**EXERCISE OBJECTIVE:** Extract each line bearing the word "Datastream".
## BEGIN EXTRACTED MATERIAL
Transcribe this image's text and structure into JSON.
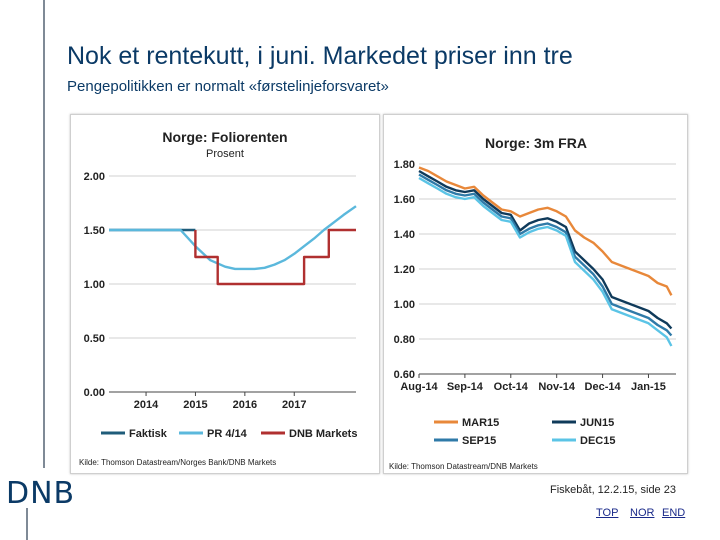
{
  "slide": {
    "title": "Nok et rentekutt, i juni. Markedet priser inn tre",
    "subtitle": "Pengepolitikken er normalt «førstelinjeforsvaret»",
    "logo": "DNB",
    "footer": "Fiskebåt, 12.2.15, side 23",
    "nav": {
      "top": "TOP",
      "nor": "NOR",
      "end": "END"
    }
  },
  "chart_data": [
    {
      "type": "line",
      "title": "Norge: Foliorenten",
      "subtitle": "Prosent",
      "source": "Kilde: Thomson Datastream/Norges Bank/DNB Markets",
      "ylim": [
        0,
        2.0
      ],
      "yticks": [
        "0.00",
        "0.50",
        "1.00",
        "1.50",
        "2.00"
      ],
      "xlim": [
        2013.25,
        2018.25
      ],
      "xticks": [
        "2014",
        "2015",
        "2016",
        "2017"
      ],
      "legend_position": "bottom",
      "series": [
        {
          "name": "Faktisk",
          "color": "#1f5c7a",
          "x": [
            2013.25,
            2015.0
          ],
          "y": [
            1.5,
            1.5
          ]
        },
        {
          "name": "PR 4/14",
          "color": "#5bb8dc",
          "x": [
            2013.25,
            2014.7,
            2015.0,
            2015.3,
            2015.6,
            2015.8,
            2016.0,
            2016.2,
            2016.4,
            2016.6,
            2016.8,
            2017.0,
            2017.2,
            2017.4,
            2017.6,
            2017.8,
            2018.0,
            2018.25
          ],
          "y": [
            1.5,
            1.5,
            1.35,
            1.22,
            1.16,
            1.14,
            1.14,
            1.14,
            1.15,
            1.18,
            1.22,
            1.28,
            1.35,
            1.42,
            1.5,
            1.57,
            1.64,
            1.72
          ]
        },
        {
          "name": "DNB Markets",
          "color": "#b03030",
          "x": [
            2015.0,
            2015.0,
            2015.45,
            2015.45,
            2017.2,
            2017.2,
            2017.7,
            2017.7,
            2018.25
          ],
          "y": [
            1.5,
            1.25,
            1.25,
            1.0,
            1.0,
            1.25,
            1.25,
            1.5,
            1.5
          ]
        }
      ]
    },
    {
      "type": "line",
      "title": "Norge: 3m FRA",
      "source": "Kilde: Thomson Datastream/DNB Markets",
      "ylim": [
        0.6,
        1.8
      ],
      "yticks": [
        "0.60",
        "0.80",
        "1.00",
        "1.20",
        "1.40",
        "1.60",
        "1.80"
      ],
      "xticks": [
        "Aug-14",
        "Sep-14",
        "Oct-14",
        "Nov-14",
        "Dec-14",
        "Jan-15"
      ],
      "xlim": [
        0,
        5.6
      ],
      "legend_position": "bottom",
      "series": [
        {
          "name": "MAR15",
          "color": "#e8883a",
          "x": [
            0,
            0.2,
            0.4,
            0.6,
            0.8,
            1.0,
            1.2,
            1.4,
            1.6,
            1.8,
            2.0,
            2.2,
            2.4,
            2.6,
            2.8,
            3.0,
            3.2,
            3.4,
            3.6,
            3.8,
            4.0,
            4.2,
            4.4,
            4.6,
            4.8,
            5.0,
            5.2,
            5.4,
            5.5
          ],
          "y": [
            1.78,
            1.76,
            1.73,
            1.7,
            1.68,
            1.66,
            1.67,
            1.62,
            1.58,
            1.54,
            1.53,
            1.5,
            1.52,
            1.54,
            1.55,
            1.53,
            1.5,
            1.42,
            1.38,
            1.35,
            1.3,
            1.24,
            1.22,
            1.2,
            1.18,
            1.16,
            1.12,
            1.1,
            1.05
          ]
        },
        {
          "name": "JUN15",
          "color": "#0f3a5a",
          "x": [
            0,
            0.2,
            0.4,
            0.6,
            0.8,
            1.0,
            1.2,
            1.4,
            1.6,
            1.8,
            2.0,
            2.2,
            2.4,
            2.6,
            2.8,
            3.0,
            3.2,
            3.4,
            3.6,
            3.8,
            4.0,
            4.2,
            4.4,
            4.6,
            4.8,
            5.0,
            5.2,
            5.4,
            5.5
          ],
          "y": [
            1.76,
            1.73,
            1.7,
            1.67,
            1.65,
            1.64,
            1.65,
            1.6,
            1.56,
            1.52,
            1.51,
            1.42,
            1.46,
            1.48,
            1.49,
            1.47,
            1.44,
            1.3,
            1.25,
            1.2,
            1.14,
            1.04,
            1.02,
            1.0,
            0.98,
            0.96,
            0.92,
            0.89,
            0.86
          ]
        },
        {
          "name": "SEP15",
          "color": "#2f7aa8",
          "x": [
            0,
            0.2,
            0.4,
            0.6,
            0.8,
            1.0,
            1.2,
            1.4,
            1.6,
            1.8,
            2.0,
            2.2,
            2.4,
            2.6,
            2.8,
            3.0,
            3.2,
            3.4,
            3.6,
            3.8,
            4.0,
            4.2,
            4.4,
            4.6,
            4.8,
            5.0,
            5.2,
            5.4,
            5.5
          ],
          "y": [
            1.74,
            1.71,
            1.68,
            1.65,
            1.63,
            1.62,
            1.63,
            1.58,
            1.54,
            1.5,
            1.49,
            1.4,
            1.43,
            1.45,
            1.46,
            1.44,
            1.41,
            1.27,
            1.22,
            1.17,
            1.1,
            1.0,
            0.98,
            0.96,
            0.94,
            0.92,
            0.88,
            0.85,
            0.82
          ]
        },
        {
          "name": "DEC15",
          "color": "#5bc4e6",
          "x": [
            0,
            0.2,
            0.4,
            0.6,
            0.8,
            1.0,
            1.2,
            1.4,
            1.6,
            1.8,
            2.0,
            2.2,
            2.4,
            2.6,
            2.8,
            3.0,
            3.2,
            3.4,
            3.6,
            3.8,
            4.0,
            4.2,
            4.4,
            4.6,
            4.8,
            5.0,
            5.2,
            5.4,
            5.5
          ],
          "y": [
            1.72,
            1.69,
            1.66,
            1.63,
            1.61,
            1.6,
            1.61,
            1.56,
            1.52,
            1.48,
            1.47,
            1.38,
            1.41,
            1.43,
            1.44,
            1.42,
            1.39,
            1.24,
            1.19,
            1.14,
            1.07,
            0.97,
            0.95,
            0.93,
            0.91,
            0.89,
            0.85,
            0.81,
            0.76
          ]
        }
      ]
    }
  ]
}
## END EXTRACTED MATERIAL
**SOLUTION:**
      "source": "Kilde: Thomson Datastream/Norges Bank/DNB Markets",
      "source": "Kilde: Thomson Datastream/DNB Markets",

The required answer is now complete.